Welcome one and all to the big #Linux BS thread! I get that it's necessary to switch to Linux, I'm imploring you to do so, and I don't want to discourage anyone but I need to document the ways in which Linux is just not ready for 600 Million more users and I don't think it's any technical limitation so much as a lack of design self-awareness.
Case study 1: A basic 1GHz Intel netbook with 4GB RAM. I installed #Manjaro. Keys, touchpad, wifi and screen brightness work, very impressive. I also really like that Manjaro is not dumbed down and I was able to get plenty of information about the hardware.
But hibernate doesn't work. Clicking the button does nothing -- already a design flaw in that it can't even tell me *why* it isn't working. A quick Internet search lets me know that `systemctl hibernate` is the console command for invoking hibernate and should give me an error message. The swapfile size is not big enough, just 512MB for a machine with 4GB of RAM.

::::::::

## GIVEN EXERCISE
Can you write out, word for word, the stretch of the Linux thread from "Case study 1: A" through "about the hardware."? The lines that follow come from a different source than the Linux thread.

## PROVIDED MATERIAL
::::::::

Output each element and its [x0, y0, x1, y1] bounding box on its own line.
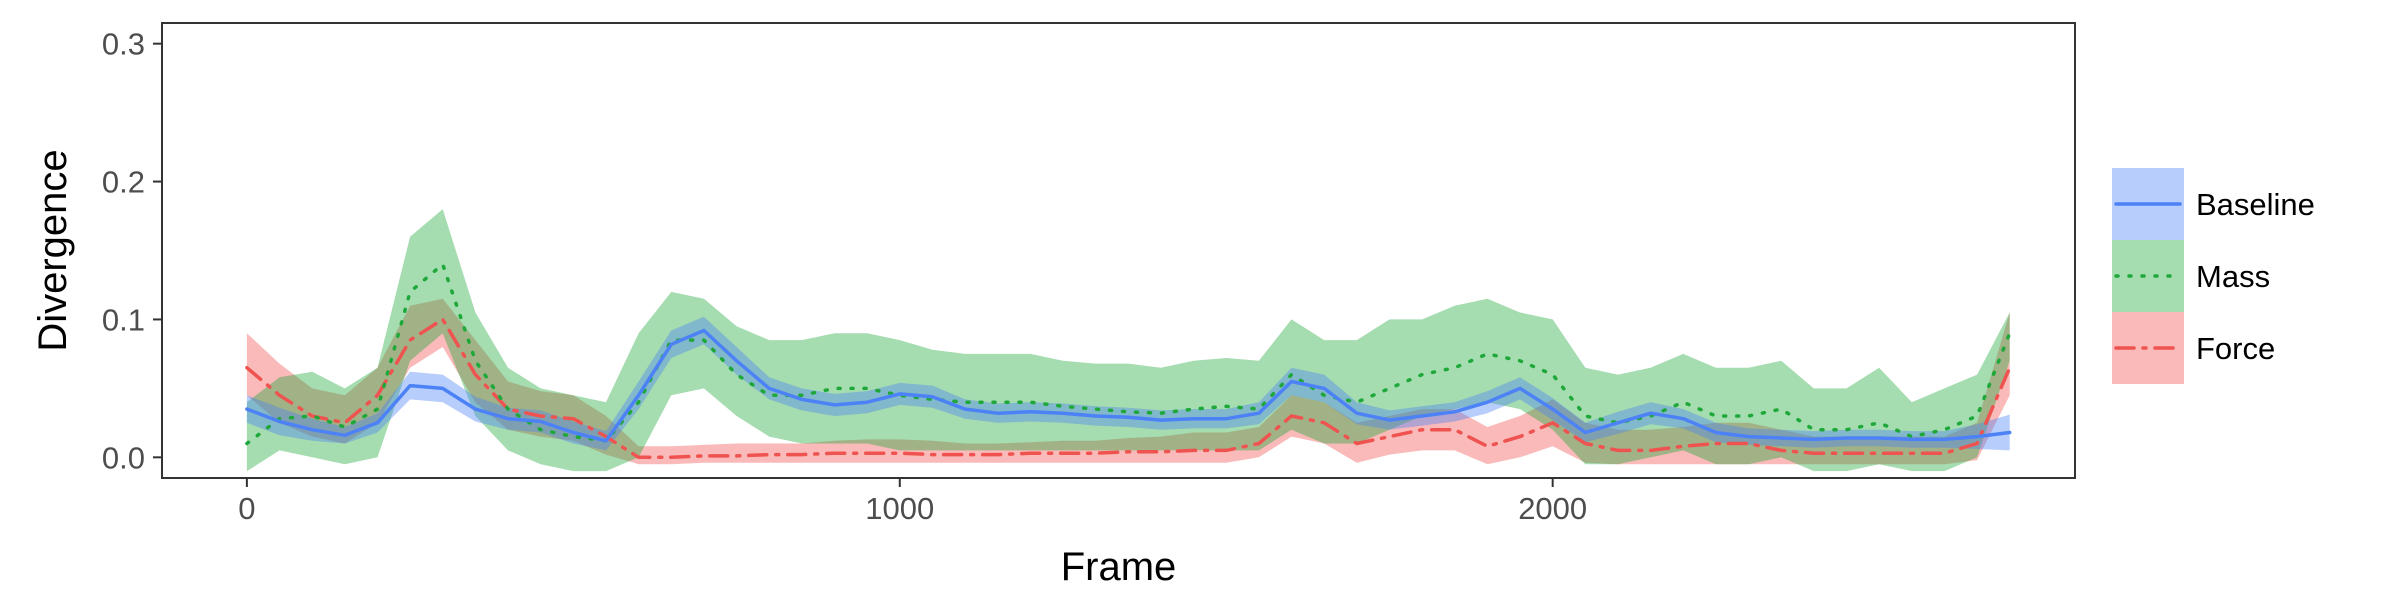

::::::::

## THE COMPLETED TASK
Case study 1: A basic 1GHz Intel netbook with 4GB RAM. I installed #Manjaro. Keys, touchpad, wifi and screen brightness work, very impressive. I also really like that Manjaro is not dumbed down and I was able to get plenty of information about the hardware.